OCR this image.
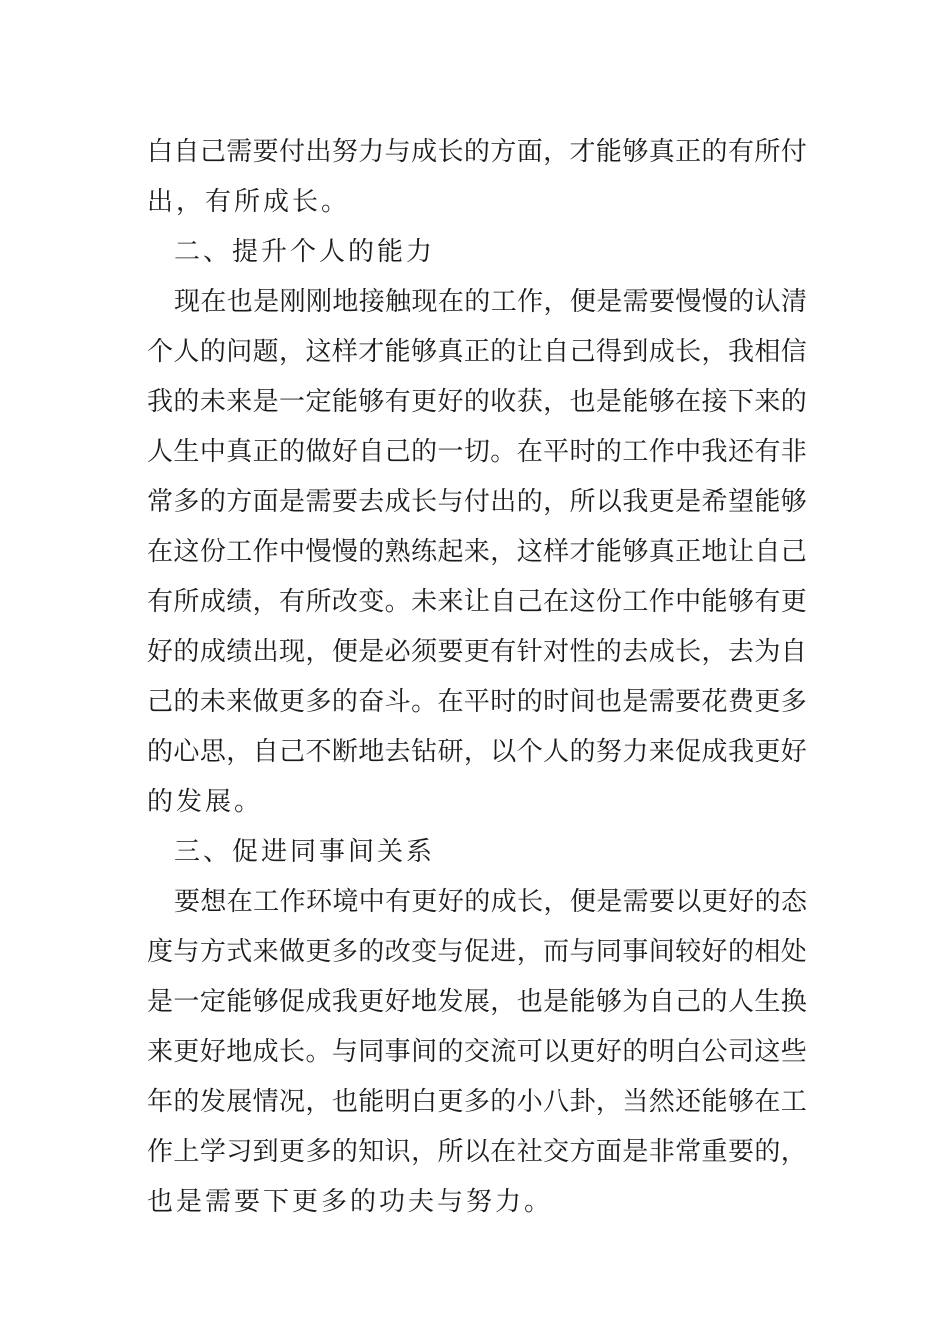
白 自 己 需 要 付 出 努 力 与 成 长 的 方 面 ， 才 能 够 真 正 的 有 所 付
出，有所成长。
二、提升个人的能力
现 在 也 是 刚 刚 地 接 触 现 在 的 工 作 ， 便 是 需 要 慢 慢 的 认 清
个 人 的 问 题 ， 这 样 才 能 够 真 正 的 让 自 己 得 到 成 长 ， 我 相 信
我 的 未 来 是 一 定 能 够 有 更 好 的 收 获 ， 也 是 能 够 在 接 下 来 的
人 生 中 真 正 的 做 好 自 己 的 一 切 。 在 平 时 的 工 作 中 我 还 有 非
常 多 的 方 面 是 需 要 去 成 长 与 付 出 的 ， 所 以 我 更 是 希 望 能 够
在 这 份 工 作 中 慢 慢 的 熟 练 起 来 ， 这 样 才 能 够 真 正 地 让 自 己
有 所 成 绩 ， 有 所 改 变 。 未 来 让 自 己 在 这 份 工 作 中 能 够 有 更
好 的 成 绩 出 现 ， 便 是 必 须 要 更 有 针 对 性 的 去 成 长 ， 去 为 自
己 的 未 来 做 更 多 的 奋 斗 。 在 平 时 的 时 间 也 是 需 要 花 费 更 多
的 心 思 ， 自 己 不 断 地 去 钻 研 ， 以 个 人 的 努 力 来 促 成 我 更 好
的发展。
三、促进同事间关系
要 想 在 工 作 环 境 中 有 更 好 的 成 长 ， 便 是 需 要 以 更 好 的 态
度 与 方 式 来 做 更 多 的 改 变 与 促 进 ， 而 与 同 事 间 较 好 的 相 处
是 一 定 能 够 促 成 我 更 好 地 发 展 ， 也 是 能 够 为 自 己 的 人 生 换
来 更 好 地 成 长 。 与 同 事 间 的 交 流 可 以 更 好 的 明 白 公 司 这 些
年 的 发 展 情 况 ， 也 能 明 白 更 多 的 小 八 卦 ， 当 然 还 能 够 在 工
作 上 学 习 到 更 多 的 知 识 ， 所 以 在 社 交 方 面 是 非 常 重 要 的 ，
也是需要下更多的功夫与努力。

◇ ◇ ◇ ◇ ◇ ◇ ◇

SHORT TASK —
Copy the records exactly. Skip the pictures.

RESULT FOR THIS EXERCISE —
OCR this image.
白 自 己 需 要 付 出 努 力 与 成 长 的 方 面 ， 才 能 够 真 正 的 有 所 付
出，有所成长。
二、提升个人的能力
现 在 也 是 刚 刚 地 接 触 现 在 的 工 作 ， 便 是 需 要 慢 慢 的 认 清
个 人 的 问 题 ， 这 样 才 能 够 真 正 的 让 自 己 得 到 成 长 ， 我 相 信
我 的 未 来 是 一 定 能 够 有 更 好 的 收 获 ， 也 是 能 够 在 接 下 来 的
人 生 中 真 正 的 做 好 自 己 的 一 切 。 在 平 时 的 工 作 中 我 还 有 非
常 多 的 方 面 是 需 要 去 成 长 与 付 出 的 ， 所 以 我 更 是 希 望 能 够
在 这 份 工 作 中 慢 慢 的 熟 练 起 来 ， 这 样 才 能 够 真 正 地 让 自 己
有 所 成 绩 ， 有 所 改 变 。 未 来 让 自 己 在 这 份 工 作 中 能 够 有 更
好 的 成 绩 出 现 ， 便 是 必 须 要 更 有 针 对 性 的 去 成 长 ， 去 为 自
己 的 未 来 做 更 多 的 奋 斗 。 在 平 时 的 时 间 也 是 需 要 花 费 更 多
的 心 思 ， 自 己 不 断 地 去 钻 研 ， 以 个 人 的 努 力 来 促 成 我 更 好
的发展。
三、促进同事间关系
要 想 在 工 作 环 境 中 有 更 好 的 成 长 ， 便 是 需 要 以 更 好 的 态
度 与 方 式 来 做 更 多 的 改 变 与 促 进 ， 而 与 同 事 间 较 好 的 相 处
是 一 定 能 够 促 成 我 更 好 地 发 展 ， 也 是 能 够 为 自 己 的 人 生 换
来 更 好 地 成 长 。 与 同 事 间 的 交 流 可 以 更 好 的 明 白 公 司 这 些
年 的 发 展 情 况 ， 也 能 明 白 更 多 的 小 八 卦 ， 当 然 还 能 够 在 工
作 上 学 习 到 更 多 的 知 识 ， 所 以 在 社 交 方 面 是 非 常 重 要 的 ，
也是需要下更多的功夫与努力。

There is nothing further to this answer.